Start Data lines

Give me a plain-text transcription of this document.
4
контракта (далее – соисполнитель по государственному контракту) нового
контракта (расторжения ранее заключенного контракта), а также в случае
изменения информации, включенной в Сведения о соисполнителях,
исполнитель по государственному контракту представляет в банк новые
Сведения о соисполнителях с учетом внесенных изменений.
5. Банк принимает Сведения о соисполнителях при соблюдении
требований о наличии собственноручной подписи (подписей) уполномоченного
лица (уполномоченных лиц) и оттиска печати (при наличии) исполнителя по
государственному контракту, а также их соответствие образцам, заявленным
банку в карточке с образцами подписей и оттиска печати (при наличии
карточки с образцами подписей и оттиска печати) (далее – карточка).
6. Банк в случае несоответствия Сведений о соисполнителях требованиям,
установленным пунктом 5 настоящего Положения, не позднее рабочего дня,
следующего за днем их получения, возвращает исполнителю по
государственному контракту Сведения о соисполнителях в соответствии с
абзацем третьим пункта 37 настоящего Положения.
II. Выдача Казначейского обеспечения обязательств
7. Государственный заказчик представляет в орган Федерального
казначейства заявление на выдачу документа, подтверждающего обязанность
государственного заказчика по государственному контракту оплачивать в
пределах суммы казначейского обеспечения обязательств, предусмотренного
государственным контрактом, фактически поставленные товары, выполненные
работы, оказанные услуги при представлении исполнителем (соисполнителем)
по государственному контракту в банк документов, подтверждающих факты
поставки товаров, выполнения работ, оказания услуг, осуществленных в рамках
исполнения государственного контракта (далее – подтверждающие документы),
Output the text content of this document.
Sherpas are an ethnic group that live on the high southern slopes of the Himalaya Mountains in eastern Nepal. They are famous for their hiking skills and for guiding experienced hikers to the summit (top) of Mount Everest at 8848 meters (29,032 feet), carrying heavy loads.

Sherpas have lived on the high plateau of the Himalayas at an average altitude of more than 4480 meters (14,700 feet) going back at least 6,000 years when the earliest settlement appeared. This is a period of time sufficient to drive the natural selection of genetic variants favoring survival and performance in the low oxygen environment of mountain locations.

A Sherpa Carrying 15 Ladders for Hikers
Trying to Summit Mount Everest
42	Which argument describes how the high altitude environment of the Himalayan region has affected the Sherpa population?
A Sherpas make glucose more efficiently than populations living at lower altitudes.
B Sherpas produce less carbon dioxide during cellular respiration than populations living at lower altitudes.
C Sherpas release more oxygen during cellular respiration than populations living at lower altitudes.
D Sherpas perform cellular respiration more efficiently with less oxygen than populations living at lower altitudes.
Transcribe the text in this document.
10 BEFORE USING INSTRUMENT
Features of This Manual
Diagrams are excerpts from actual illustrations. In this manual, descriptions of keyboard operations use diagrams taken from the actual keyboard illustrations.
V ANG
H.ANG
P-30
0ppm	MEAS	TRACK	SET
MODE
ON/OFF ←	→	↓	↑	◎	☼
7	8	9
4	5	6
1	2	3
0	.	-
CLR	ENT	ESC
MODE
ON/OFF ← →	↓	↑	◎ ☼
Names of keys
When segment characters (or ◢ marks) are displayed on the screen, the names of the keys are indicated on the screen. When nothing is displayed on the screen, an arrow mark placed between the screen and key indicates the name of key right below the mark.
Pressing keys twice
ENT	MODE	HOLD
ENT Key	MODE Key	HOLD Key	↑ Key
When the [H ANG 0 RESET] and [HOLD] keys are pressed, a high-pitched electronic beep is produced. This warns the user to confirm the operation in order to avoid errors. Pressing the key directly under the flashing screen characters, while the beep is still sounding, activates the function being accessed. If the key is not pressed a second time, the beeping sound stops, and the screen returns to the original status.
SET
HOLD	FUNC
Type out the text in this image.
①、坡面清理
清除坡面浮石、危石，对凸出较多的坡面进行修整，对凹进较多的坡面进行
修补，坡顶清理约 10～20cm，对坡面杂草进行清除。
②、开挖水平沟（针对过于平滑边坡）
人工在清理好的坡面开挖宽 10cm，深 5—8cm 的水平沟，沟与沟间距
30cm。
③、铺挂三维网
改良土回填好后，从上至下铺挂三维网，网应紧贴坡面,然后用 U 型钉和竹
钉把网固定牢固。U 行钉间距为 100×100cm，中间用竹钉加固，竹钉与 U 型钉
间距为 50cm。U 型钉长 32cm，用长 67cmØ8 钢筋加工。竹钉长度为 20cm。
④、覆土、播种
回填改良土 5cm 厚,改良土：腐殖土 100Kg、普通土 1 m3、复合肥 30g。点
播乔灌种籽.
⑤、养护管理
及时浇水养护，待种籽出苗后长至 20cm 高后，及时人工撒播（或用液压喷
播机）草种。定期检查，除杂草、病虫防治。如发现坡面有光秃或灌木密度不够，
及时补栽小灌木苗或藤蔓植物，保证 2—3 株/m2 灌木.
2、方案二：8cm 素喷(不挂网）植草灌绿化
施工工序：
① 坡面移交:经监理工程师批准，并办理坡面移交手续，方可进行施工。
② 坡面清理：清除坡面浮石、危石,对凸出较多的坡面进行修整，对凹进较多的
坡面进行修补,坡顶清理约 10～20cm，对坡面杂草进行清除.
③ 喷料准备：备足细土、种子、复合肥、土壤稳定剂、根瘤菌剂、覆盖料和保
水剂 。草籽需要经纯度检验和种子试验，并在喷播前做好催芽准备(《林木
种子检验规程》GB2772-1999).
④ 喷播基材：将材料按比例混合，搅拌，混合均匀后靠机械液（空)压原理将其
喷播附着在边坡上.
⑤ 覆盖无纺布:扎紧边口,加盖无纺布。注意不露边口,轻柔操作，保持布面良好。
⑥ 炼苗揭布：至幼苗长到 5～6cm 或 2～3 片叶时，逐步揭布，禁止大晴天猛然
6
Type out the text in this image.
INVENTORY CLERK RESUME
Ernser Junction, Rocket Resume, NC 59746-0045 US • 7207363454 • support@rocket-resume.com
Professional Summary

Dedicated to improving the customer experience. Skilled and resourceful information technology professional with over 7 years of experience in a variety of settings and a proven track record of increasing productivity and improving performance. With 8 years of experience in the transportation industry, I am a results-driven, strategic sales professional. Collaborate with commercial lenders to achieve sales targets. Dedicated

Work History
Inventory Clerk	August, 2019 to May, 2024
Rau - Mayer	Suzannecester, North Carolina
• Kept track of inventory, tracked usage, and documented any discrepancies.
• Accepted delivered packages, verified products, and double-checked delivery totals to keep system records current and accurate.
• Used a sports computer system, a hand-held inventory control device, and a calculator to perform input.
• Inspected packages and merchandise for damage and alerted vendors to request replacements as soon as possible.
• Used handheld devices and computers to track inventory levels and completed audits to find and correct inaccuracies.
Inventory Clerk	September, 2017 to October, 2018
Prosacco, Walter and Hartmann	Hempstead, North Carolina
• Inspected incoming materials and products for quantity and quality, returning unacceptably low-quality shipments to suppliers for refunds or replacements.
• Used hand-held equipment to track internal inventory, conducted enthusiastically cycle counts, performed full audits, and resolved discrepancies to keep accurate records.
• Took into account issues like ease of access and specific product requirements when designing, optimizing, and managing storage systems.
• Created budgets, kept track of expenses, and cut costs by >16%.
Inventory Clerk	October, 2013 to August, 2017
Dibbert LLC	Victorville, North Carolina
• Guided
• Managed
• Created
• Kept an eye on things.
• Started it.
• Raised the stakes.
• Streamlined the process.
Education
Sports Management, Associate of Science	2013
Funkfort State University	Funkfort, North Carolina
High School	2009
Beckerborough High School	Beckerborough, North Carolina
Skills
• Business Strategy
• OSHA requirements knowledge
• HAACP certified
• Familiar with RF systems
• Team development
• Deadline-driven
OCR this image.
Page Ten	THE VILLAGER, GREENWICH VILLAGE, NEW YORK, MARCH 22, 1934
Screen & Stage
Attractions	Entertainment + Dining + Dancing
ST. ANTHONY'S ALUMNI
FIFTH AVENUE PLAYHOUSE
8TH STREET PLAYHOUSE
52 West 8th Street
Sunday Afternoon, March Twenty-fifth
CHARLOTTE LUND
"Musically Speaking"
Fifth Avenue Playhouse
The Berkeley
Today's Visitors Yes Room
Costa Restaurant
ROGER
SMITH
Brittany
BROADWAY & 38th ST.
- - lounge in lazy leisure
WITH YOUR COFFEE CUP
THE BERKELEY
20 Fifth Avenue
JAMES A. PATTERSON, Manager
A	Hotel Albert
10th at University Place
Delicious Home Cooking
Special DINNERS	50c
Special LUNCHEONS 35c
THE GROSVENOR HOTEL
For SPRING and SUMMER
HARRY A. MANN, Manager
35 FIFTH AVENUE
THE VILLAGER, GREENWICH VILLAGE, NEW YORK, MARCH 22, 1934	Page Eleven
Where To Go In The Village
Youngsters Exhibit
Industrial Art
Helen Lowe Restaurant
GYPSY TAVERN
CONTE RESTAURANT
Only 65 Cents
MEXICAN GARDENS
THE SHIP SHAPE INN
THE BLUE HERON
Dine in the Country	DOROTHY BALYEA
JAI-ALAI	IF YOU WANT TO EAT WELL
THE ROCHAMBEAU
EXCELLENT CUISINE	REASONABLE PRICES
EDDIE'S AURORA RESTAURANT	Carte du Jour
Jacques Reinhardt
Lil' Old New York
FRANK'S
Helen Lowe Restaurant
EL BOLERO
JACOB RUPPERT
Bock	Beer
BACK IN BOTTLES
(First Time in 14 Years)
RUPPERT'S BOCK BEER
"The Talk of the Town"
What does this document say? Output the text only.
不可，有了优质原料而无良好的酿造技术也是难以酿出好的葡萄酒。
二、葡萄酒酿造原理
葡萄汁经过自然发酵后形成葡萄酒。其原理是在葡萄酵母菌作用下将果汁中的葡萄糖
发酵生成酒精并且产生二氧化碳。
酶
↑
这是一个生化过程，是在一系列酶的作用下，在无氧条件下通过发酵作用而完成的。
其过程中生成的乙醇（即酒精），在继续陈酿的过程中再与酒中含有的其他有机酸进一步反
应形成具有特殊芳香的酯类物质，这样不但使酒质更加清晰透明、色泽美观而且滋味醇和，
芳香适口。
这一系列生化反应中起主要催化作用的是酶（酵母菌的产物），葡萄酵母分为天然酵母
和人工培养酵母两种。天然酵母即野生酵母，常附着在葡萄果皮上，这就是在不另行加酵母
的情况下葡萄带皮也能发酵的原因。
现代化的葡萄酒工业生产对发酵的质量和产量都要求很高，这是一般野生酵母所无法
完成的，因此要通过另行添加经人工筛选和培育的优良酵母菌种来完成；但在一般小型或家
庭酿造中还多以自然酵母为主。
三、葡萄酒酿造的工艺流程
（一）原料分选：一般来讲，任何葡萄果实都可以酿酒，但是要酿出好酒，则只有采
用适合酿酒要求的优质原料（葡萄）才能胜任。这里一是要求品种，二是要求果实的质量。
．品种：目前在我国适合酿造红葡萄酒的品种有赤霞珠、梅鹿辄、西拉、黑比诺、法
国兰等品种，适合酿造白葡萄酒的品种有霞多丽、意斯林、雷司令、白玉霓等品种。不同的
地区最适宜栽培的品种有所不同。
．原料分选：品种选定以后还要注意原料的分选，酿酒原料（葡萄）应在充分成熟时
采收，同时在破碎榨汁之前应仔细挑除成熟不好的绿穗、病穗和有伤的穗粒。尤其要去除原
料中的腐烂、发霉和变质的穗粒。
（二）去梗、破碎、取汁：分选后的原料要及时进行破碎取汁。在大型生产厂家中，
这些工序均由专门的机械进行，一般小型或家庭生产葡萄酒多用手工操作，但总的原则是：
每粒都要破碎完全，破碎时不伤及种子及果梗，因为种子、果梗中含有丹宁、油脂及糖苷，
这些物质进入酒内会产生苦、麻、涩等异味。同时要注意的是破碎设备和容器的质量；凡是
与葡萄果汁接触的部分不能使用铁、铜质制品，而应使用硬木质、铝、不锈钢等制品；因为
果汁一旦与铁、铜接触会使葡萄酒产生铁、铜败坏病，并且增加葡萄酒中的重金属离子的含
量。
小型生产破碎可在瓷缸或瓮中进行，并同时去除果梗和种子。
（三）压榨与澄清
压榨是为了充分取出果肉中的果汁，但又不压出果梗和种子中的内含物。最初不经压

End Data lines

Your task is to report how many lines of the material include the string "living". Give the number and no other words.

• **Expected answer**
4